* [Provided records]
_ _ _ _

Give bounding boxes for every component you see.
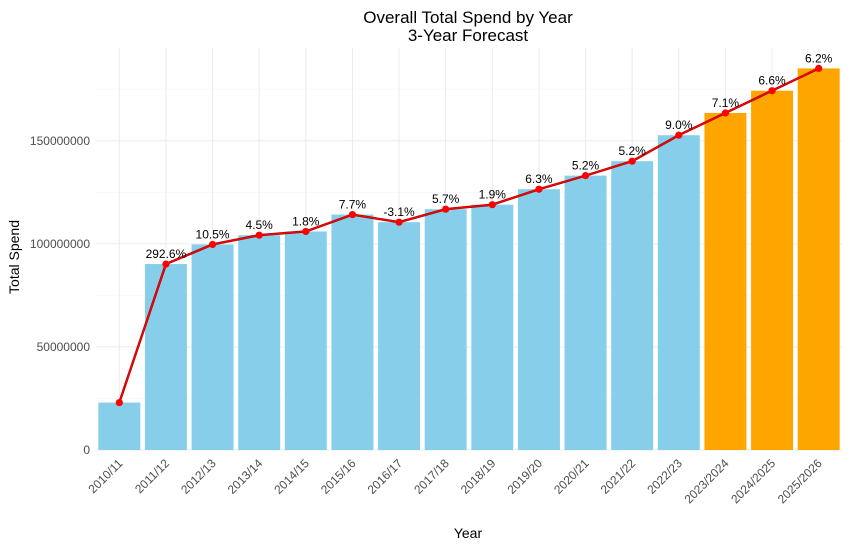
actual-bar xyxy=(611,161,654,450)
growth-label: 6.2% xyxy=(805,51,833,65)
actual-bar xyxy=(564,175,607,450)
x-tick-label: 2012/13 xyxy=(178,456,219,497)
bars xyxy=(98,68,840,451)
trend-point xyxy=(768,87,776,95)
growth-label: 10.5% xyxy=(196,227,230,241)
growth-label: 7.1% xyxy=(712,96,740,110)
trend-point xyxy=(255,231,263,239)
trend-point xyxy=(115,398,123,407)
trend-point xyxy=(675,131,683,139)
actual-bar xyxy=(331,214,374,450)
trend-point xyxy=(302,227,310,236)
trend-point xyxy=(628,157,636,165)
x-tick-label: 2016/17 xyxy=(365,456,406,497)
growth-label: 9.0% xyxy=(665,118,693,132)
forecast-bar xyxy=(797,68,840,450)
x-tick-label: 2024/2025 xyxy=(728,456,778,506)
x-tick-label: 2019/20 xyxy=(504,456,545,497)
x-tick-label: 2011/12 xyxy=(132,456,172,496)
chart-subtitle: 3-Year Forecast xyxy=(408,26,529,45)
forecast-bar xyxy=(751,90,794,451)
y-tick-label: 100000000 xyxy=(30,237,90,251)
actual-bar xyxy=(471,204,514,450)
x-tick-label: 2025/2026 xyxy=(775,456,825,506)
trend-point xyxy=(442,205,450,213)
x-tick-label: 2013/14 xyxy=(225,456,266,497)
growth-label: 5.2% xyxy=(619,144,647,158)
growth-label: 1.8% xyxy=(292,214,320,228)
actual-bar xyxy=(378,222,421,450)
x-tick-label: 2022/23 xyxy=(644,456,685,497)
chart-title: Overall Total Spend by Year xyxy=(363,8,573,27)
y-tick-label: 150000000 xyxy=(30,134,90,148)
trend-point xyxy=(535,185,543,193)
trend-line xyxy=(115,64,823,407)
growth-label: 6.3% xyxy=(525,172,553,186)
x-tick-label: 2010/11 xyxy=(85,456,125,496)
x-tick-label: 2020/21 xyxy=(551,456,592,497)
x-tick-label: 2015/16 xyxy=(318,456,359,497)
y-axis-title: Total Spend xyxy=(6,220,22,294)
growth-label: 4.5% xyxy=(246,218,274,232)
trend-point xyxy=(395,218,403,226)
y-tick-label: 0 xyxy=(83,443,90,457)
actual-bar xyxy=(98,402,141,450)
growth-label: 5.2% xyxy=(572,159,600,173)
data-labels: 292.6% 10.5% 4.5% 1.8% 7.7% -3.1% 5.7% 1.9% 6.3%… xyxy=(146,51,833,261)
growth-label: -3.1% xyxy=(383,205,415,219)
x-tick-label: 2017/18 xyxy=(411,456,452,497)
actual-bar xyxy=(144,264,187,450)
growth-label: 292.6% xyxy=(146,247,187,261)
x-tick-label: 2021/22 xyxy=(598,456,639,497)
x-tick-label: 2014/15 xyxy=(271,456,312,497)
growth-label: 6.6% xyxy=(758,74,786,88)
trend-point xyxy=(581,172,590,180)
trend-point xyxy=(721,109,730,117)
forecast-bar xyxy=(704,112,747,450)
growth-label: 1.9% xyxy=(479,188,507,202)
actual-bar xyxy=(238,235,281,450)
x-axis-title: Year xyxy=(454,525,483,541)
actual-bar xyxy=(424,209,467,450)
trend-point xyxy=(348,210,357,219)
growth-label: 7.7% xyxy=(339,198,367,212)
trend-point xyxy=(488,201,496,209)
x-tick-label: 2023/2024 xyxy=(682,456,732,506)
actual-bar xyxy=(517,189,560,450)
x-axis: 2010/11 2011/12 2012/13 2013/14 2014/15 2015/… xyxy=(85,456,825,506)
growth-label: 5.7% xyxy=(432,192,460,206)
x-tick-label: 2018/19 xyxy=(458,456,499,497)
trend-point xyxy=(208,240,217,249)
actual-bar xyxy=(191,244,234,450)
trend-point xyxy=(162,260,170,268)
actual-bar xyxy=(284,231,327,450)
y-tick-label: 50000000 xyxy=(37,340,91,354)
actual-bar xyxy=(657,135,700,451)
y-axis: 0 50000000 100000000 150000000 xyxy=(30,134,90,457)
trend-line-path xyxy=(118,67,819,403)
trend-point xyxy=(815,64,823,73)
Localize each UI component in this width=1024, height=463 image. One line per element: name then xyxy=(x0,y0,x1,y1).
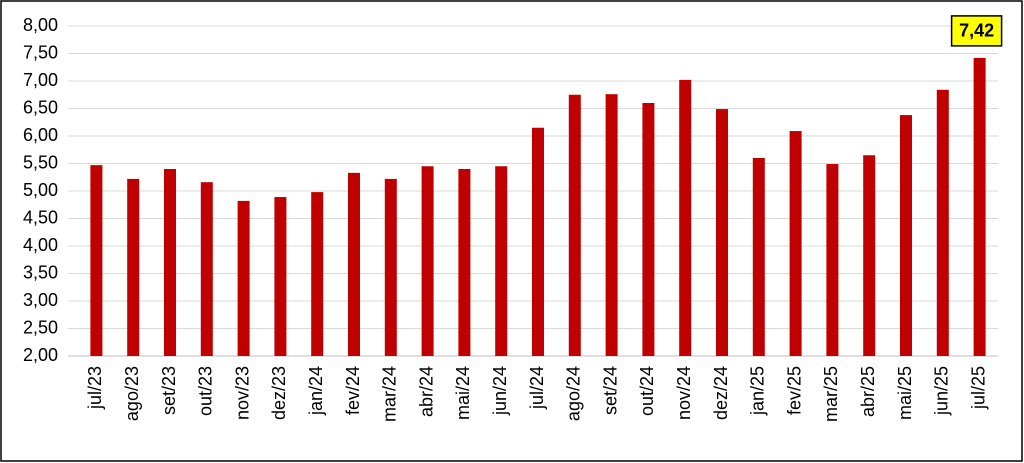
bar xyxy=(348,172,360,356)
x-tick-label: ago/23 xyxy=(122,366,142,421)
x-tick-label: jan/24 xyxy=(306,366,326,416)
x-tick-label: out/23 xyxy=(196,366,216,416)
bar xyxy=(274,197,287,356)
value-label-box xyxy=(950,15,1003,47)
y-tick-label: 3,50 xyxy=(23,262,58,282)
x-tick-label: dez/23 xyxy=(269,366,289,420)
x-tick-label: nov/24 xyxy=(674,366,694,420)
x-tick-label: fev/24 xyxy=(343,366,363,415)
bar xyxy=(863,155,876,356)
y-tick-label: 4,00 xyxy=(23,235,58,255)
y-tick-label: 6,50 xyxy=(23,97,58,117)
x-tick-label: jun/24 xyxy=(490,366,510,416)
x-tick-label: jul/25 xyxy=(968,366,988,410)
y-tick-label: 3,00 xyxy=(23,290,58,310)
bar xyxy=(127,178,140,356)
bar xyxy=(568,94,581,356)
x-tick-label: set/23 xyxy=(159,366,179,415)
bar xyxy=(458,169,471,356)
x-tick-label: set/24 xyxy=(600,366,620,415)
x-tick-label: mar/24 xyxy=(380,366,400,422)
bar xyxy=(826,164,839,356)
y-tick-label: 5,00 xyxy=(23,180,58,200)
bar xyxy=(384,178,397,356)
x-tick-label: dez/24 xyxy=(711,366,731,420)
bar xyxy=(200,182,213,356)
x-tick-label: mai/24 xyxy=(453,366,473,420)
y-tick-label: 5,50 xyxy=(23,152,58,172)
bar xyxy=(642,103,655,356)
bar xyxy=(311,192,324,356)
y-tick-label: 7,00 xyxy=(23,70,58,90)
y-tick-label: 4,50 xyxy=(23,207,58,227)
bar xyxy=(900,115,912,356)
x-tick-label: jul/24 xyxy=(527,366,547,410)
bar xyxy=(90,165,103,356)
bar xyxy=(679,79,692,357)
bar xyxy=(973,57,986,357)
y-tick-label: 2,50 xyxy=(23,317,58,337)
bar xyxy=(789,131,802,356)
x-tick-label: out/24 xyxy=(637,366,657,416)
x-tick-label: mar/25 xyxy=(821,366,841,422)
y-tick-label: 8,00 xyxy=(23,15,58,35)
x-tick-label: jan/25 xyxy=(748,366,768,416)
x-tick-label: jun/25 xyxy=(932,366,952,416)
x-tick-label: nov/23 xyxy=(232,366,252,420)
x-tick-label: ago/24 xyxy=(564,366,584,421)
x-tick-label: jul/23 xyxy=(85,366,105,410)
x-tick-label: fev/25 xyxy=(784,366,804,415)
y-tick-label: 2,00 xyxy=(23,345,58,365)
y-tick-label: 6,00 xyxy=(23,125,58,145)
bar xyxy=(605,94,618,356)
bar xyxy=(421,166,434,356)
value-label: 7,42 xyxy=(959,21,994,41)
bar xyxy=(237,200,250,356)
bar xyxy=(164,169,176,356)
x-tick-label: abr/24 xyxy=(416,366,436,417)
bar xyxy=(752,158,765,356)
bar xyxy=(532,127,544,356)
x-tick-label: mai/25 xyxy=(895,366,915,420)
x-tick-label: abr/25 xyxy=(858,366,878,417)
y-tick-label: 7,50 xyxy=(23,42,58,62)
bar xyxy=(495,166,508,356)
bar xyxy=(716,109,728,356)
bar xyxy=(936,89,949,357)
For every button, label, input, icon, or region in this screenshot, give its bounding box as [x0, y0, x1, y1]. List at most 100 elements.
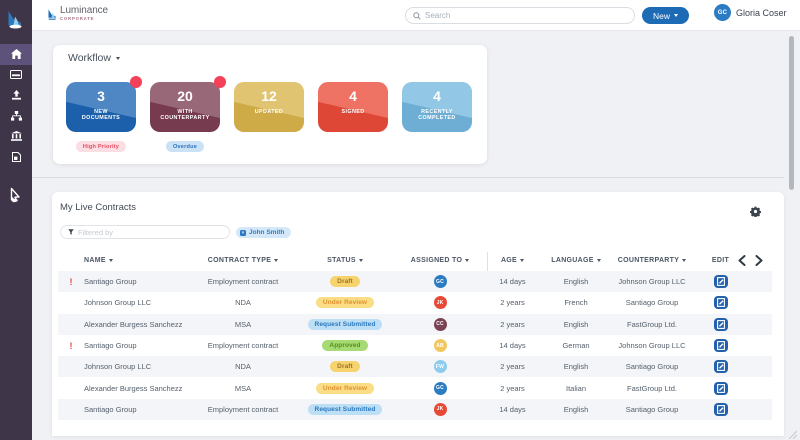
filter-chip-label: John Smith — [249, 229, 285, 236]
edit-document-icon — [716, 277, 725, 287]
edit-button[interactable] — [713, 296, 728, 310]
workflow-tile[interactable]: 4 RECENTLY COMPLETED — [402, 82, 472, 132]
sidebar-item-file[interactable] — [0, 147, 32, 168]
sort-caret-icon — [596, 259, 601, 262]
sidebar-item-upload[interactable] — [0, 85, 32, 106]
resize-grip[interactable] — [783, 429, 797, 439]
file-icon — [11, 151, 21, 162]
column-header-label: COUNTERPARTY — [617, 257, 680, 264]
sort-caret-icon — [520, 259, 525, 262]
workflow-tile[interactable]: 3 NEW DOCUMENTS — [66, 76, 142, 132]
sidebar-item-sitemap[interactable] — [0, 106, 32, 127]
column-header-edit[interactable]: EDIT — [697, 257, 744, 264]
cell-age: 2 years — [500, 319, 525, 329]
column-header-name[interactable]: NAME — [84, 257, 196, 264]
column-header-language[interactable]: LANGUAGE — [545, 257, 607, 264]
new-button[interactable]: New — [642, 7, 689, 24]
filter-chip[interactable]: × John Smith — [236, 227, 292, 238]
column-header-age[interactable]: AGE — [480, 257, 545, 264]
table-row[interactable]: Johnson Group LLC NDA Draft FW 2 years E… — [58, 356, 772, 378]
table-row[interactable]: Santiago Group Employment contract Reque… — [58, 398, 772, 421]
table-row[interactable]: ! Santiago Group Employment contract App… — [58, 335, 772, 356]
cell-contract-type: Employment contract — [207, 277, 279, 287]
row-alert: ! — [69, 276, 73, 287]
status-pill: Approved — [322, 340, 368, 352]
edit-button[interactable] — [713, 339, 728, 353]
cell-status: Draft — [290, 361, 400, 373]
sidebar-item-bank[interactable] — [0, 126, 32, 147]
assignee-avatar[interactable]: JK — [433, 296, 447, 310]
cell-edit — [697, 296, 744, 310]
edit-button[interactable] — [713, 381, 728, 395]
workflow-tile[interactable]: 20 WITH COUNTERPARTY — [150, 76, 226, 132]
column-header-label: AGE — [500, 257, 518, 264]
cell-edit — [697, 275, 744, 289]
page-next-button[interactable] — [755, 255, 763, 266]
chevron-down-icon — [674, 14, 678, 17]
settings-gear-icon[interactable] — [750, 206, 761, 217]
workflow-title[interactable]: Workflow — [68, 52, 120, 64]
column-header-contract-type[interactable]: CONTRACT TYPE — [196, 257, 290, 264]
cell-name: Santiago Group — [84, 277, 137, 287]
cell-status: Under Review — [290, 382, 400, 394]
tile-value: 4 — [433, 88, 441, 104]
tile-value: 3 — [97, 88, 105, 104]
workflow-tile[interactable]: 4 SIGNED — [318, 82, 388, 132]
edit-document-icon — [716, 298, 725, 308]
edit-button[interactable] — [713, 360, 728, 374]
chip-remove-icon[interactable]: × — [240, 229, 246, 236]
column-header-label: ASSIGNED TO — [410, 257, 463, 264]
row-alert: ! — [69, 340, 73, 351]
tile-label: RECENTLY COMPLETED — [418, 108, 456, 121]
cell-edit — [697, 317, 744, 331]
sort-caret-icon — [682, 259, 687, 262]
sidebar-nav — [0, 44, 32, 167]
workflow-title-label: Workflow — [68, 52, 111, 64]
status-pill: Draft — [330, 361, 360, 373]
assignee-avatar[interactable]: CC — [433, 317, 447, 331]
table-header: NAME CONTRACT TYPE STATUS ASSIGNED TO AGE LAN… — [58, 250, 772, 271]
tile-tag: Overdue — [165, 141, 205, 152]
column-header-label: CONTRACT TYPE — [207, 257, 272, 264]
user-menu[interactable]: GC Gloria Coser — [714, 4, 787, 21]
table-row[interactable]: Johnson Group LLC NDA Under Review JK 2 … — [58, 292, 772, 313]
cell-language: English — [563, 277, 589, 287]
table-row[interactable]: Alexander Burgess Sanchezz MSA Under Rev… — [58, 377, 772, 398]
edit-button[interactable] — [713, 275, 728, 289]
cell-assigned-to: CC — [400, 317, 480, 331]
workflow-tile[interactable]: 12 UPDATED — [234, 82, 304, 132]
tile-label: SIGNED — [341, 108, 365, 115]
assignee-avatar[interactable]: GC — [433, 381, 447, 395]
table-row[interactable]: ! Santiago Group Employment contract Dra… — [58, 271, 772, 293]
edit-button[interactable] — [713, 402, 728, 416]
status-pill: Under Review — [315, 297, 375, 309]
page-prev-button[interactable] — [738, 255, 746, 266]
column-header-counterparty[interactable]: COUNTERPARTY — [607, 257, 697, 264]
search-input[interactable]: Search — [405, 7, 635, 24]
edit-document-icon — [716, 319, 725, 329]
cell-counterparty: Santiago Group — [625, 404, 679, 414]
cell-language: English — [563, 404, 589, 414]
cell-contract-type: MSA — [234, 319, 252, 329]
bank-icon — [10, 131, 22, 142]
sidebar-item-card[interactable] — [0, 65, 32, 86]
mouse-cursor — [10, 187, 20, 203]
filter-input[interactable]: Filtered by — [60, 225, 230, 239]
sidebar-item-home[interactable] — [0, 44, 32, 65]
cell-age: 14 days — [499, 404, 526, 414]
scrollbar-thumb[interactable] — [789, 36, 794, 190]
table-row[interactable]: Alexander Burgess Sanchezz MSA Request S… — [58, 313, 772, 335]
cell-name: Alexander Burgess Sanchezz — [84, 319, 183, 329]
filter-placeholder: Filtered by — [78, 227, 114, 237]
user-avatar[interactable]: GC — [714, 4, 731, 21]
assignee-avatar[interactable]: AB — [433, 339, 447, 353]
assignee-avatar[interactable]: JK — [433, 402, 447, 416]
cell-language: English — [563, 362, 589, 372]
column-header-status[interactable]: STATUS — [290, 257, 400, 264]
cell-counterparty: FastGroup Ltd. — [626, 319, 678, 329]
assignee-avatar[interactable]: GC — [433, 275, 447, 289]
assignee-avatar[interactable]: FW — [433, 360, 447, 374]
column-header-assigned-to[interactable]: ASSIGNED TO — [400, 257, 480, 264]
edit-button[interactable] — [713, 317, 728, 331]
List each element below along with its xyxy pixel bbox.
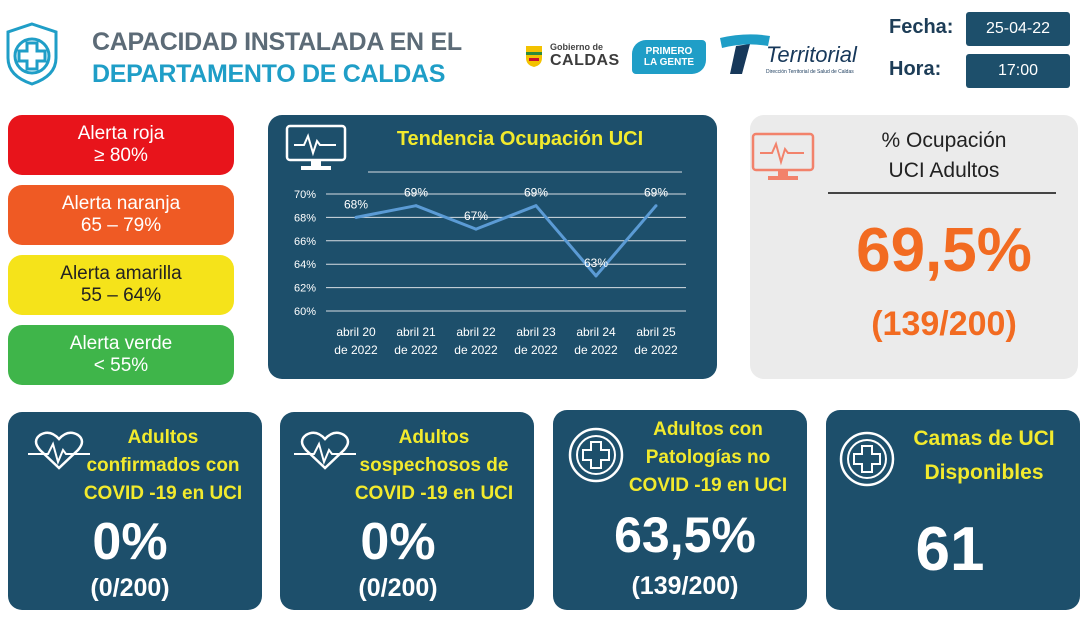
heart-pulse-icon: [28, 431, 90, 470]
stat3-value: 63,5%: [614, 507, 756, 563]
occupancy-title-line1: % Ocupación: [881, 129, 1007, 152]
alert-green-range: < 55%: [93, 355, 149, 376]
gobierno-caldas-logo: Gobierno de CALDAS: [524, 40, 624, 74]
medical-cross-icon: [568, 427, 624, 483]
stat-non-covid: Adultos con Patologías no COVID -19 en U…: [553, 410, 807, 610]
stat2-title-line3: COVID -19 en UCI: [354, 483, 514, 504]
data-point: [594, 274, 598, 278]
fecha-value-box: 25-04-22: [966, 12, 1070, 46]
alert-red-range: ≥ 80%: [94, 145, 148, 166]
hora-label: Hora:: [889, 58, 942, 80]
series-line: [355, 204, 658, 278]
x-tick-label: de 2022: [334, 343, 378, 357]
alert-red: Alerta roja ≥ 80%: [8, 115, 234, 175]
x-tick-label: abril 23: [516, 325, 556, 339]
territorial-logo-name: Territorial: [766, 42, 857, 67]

_ _ _ _

* [Given problem]
Please retype, without any change, the lines of the material from the line with "filter-chip-label: John Smith" to the line with "cell-age: 2 years — [500, 319, 525, 329]", including both.

* [The answer]
filter-chip-label: John Smith — [249, 229, 285, 236]
edit-document-icon — [716, 277, 725, 287]
edit-button[interactable] — [713, 296, 728, 310]
workflow-tile[interactable]: 4 RECENTLY COMPLETED — [402, 82, 472, 132]
sidebar-item-file[interactable] — [0, 147, 32, 168]
sort-caret-icon — [596, 259, 601, 262]
sidebar-item-upload[interactable] — [0, 85, 32, 106]
resize-grip[interactable] — [783, 429, 797, 439]
file-icon — [11, 151, 21, 162]
column-header-label: COUNTERPARTY — [617, 257, 680, 264]
sort-caret-icon — [520, 259, 525, 262]
workflow-tile[interactable]: 3 NEW DOCUMENTS — [66, 76, 142, 132]
sidebar-item-sitemap[interactable] — [0, 106, 32, 127]
column-header-edit[interactable]: EDIT — [697, 257, 744, 264]
cell-age: 2 years — [500, 319, 525, 329]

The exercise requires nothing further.